== Records provided

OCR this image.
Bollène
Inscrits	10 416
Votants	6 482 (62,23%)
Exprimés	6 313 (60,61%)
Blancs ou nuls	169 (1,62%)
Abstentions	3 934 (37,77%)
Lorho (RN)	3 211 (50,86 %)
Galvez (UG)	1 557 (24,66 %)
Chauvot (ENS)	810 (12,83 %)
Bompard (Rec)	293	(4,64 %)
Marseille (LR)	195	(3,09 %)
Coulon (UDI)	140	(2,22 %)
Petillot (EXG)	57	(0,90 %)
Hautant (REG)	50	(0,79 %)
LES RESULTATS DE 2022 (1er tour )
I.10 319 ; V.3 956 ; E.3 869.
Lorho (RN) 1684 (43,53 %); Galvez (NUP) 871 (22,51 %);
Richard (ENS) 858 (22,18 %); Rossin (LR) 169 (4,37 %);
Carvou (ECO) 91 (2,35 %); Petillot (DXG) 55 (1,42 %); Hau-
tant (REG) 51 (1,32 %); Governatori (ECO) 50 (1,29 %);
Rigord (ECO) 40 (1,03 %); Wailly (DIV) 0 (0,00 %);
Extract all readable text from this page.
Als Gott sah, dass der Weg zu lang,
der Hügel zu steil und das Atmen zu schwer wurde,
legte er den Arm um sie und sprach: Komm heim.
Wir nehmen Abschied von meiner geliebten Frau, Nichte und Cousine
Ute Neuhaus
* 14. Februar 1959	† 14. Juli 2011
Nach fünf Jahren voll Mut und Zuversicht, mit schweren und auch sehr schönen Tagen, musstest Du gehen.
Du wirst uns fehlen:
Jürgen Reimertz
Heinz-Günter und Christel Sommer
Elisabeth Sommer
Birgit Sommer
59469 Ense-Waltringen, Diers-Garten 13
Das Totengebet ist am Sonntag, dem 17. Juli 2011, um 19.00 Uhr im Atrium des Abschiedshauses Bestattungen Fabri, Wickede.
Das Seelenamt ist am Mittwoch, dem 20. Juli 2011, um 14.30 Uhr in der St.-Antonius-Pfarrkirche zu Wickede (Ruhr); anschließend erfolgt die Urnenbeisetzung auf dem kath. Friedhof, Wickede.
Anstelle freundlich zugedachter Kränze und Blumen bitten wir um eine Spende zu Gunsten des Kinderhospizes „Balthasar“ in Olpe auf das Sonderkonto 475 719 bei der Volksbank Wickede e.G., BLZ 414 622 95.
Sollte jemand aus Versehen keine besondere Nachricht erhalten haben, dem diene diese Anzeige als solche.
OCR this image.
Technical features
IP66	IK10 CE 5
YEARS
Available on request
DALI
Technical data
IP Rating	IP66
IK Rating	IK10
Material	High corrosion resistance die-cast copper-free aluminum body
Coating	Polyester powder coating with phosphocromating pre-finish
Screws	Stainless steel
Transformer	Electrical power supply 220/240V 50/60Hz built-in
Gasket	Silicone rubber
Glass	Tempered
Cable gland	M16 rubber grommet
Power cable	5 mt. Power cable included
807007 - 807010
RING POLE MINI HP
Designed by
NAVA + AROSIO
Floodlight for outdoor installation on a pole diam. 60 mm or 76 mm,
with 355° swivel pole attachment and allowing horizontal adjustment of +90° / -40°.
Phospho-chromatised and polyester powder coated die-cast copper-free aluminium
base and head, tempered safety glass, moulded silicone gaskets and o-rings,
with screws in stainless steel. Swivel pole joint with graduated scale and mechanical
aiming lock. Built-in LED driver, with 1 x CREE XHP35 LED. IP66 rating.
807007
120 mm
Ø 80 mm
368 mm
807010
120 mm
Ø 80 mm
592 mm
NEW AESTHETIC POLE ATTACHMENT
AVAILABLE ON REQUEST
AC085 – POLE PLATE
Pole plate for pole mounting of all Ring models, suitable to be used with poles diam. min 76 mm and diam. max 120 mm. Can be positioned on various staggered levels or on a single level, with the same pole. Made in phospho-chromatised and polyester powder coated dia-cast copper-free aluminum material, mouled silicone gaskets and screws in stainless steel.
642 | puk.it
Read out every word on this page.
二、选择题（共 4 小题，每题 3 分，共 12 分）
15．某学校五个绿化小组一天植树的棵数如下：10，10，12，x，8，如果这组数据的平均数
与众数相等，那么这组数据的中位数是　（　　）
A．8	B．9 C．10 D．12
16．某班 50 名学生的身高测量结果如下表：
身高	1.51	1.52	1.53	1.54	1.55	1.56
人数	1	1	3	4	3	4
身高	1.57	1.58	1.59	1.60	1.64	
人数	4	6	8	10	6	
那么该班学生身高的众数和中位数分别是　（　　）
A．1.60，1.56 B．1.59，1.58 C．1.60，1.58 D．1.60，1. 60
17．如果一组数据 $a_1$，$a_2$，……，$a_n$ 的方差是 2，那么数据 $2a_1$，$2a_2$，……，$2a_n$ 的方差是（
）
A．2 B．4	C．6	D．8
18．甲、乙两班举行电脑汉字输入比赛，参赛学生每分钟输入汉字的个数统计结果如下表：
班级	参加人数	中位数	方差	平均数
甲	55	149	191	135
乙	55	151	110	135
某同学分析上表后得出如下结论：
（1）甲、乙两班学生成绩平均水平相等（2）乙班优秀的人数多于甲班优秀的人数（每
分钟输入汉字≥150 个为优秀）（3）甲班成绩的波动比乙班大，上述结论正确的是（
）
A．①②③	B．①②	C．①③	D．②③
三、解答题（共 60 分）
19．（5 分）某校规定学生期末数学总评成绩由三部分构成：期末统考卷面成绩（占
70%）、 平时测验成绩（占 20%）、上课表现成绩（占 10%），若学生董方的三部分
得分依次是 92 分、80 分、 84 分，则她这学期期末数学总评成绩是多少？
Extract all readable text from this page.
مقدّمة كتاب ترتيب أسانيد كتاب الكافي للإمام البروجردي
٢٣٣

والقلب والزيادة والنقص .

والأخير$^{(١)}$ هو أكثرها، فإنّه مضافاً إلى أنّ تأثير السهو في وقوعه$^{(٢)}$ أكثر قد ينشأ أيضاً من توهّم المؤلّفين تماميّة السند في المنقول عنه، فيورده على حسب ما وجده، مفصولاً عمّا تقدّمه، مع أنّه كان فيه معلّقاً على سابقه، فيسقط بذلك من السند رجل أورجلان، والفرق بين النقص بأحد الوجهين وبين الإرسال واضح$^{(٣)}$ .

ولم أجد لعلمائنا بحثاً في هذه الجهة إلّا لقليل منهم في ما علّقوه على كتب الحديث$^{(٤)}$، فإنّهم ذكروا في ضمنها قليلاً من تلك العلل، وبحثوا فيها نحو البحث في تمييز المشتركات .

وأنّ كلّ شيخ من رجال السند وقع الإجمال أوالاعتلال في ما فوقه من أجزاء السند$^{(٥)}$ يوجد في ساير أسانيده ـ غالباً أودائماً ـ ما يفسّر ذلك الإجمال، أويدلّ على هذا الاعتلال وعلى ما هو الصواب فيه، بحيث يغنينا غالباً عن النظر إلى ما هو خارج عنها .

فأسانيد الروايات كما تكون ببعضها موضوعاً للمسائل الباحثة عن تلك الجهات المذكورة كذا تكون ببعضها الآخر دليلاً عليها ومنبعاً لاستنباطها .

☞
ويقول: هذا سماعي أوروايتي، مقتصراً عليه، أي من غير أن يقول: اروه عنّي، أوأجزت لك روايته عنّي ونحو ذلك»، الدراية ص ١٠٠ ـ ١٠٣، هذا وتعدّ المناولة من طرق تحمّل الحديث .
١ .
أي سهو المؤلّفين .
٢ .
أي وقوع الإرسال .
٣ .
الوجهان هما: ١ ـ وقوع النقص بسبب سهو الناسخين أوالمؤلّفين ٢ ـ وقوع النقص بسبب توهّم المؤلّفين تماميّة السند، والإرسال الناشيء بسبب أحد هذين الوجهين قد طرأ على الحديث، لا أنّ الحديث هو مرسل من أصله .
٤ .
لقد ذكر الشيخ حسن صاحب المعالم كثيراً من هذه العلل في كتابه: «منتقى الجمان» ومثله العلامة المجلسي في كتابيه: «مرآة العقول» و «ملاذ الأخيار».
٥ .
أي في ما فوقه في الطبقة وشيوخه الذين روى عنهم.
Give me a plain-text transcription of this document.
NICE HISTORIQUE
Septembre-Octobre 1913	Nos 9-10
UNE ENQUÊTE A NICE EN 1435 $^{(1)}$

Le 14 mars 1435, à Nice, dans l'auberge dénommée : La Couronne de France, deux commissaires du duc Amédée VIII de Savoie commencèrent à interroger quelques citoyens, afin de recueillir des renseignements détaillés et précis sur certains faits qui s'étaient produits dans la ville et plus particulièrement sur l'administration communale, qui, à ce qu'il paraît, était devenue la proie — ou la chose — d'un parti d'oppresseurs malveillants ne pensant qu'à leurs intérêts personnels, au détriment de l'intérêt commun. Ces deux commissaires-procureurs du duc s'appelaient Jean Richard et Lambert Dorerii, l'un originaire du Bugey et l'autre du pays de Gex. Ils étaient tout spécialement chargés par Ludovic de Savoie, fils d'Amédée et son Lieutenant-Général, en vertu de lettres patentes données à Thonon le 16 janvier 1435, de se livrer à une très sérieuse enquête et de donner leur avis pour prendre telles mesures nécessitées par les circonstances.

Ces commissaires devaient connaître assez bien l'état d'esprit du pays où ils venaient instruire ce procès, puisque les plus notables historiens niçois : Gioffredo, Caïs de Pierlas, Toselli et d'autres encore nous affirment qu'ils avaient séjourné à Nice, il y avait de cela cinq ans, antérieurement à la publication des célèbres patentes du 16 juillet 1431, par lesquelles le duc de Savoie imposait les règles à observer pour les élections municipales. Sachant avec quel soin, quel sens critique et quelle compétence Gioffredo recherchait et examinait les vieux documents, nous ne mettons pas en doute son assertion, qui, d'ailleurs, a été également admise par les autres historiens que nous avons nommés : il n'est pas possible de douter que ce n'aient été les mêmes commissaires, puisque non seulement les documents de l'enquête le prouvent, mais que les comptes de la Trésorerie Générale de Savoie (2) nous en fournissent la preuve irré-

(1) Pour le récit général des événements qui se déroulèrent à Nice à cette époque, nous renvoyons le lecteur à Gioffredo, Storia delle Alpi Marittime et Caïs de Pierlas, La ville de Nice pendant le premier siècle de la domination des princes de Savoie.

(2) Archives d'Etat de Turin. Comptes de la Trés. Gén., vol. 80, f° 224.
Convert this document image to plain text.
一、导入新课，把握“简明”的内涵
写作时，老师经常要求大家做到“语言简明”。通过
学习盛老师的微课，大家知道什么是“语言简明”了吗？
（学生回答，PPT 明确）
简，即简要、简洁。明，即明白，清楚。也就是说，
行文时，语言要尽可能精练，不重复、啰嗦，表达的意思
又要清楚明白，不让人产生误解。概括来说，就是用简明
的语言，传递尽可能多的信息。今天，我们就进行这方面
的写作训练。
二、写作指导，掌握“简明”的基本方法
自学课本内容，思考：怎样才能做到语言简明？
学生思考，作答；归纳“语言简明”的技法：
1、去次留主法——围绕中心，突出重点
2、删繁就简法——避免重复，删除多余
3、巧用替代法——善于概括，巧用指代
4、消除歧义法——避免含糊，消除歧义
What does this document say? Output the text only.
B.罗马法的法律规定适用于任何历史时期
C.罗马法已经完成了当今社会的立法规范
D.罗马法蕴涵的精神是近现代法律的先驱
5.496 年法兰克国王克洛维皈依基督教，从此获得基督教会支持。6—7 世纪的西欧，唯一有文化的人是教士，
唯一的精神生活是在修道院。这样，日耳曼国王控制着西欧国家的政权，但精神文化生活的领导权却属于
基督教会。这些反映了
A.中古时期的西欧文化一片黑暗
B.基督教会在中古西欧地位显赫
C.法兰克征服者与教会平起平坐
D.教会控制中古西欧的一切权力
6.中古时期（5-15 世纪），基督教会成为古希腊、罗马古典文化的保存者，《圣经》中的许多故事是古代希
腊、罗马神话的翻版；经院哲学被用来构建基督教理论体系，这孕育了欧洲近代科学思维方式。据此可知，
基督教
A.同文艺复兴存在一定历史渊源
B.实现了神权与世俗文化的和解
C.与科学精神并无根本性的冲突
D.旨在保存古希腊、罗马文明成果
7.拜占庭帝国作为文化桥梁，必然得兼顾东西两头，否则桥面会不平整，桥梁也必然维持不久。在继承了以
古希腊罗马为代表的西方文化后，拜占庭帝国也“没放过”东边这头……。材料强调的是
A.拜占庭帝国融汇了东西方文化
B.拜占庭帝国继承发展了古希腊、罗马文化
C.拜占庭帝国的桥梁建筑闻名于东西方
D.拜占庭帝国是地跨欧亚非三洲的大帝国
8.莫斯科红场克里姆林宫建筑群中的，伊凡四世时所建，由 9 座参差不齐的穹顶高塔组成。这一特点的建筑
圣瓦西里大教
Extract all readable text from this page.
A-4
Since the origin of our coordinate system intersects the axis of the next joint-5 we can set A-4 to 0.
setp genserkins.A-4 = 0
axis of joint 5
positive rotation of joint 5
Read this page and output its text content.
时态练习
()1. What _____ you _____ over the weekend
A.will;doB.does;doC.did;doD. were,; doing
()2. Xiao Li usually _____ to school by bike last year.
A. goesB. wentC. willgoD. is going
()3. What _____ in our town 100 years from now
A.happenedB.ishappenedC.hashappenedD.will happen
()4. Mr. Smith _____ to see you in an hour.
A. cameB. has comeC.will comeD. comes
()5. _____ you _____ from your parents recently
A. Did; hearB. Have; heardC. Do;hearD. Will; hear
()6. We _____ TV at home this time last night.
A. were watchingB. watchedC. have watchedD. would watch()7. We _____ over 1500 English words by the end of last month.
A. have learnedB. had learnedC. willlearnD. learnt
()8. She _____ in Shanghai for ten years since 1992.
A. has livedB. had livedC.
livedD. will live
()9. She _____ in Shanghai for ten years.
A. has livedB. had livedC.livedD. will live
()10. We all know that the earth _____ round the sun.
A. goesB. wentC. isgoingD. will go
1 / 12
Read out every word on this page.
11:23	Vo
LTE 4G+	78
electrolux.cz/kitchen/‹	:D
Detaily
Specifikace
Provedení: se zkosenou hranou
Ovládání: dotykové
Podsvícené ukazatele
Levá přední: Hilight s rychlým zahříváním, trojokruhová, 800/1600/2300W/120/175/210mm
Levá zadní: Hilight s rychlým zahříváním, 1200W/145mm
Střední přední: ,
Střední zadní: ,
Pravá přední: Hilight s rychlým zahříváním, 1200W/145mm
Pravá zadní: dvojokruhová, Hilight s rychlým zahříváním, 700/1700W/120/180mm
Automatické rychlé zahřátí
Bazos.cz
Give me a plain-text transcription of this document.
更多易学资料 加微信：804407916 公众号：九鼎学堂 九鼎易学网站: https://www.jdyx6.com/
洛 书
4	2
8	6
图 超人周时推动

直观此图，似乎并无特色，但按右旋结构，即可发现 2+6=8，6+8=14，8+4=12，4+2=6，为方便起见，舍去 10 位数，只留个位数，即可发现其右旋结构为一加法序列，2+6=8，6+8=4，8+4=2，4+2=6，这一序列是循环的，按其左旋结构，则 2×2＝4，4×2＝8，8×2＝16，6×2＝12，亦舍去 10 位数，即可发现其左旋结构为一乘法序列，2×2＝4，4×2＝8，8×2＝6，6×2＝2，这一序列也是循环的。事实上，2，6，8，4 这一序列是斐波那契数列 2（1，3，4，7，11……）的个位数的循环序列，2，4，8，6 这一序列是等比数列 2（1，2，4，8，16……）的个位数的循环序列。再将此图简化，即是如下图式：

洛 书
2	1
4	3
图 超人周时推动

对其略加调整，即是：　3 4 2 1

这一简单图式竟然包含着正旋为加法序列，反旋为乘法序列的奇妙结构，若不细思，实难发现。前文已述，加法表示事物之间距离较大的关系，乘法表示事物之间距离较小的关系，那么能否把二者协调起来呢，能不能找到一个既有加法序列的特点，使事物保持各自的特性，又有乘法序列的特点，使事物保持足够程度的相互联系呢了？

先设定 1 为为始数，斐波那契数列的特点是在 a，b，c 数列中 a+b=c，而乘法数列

====

Set exercise:
Look for lines containing the string "Levá" and copy them all.

Output:
Levá přední: Hilight s rychlým zahříváním, trojokruhová, 800/1600/2300W/120/175/210mm
Levá zadní: Hilight s rychlým zahříváním, 1200W/145mm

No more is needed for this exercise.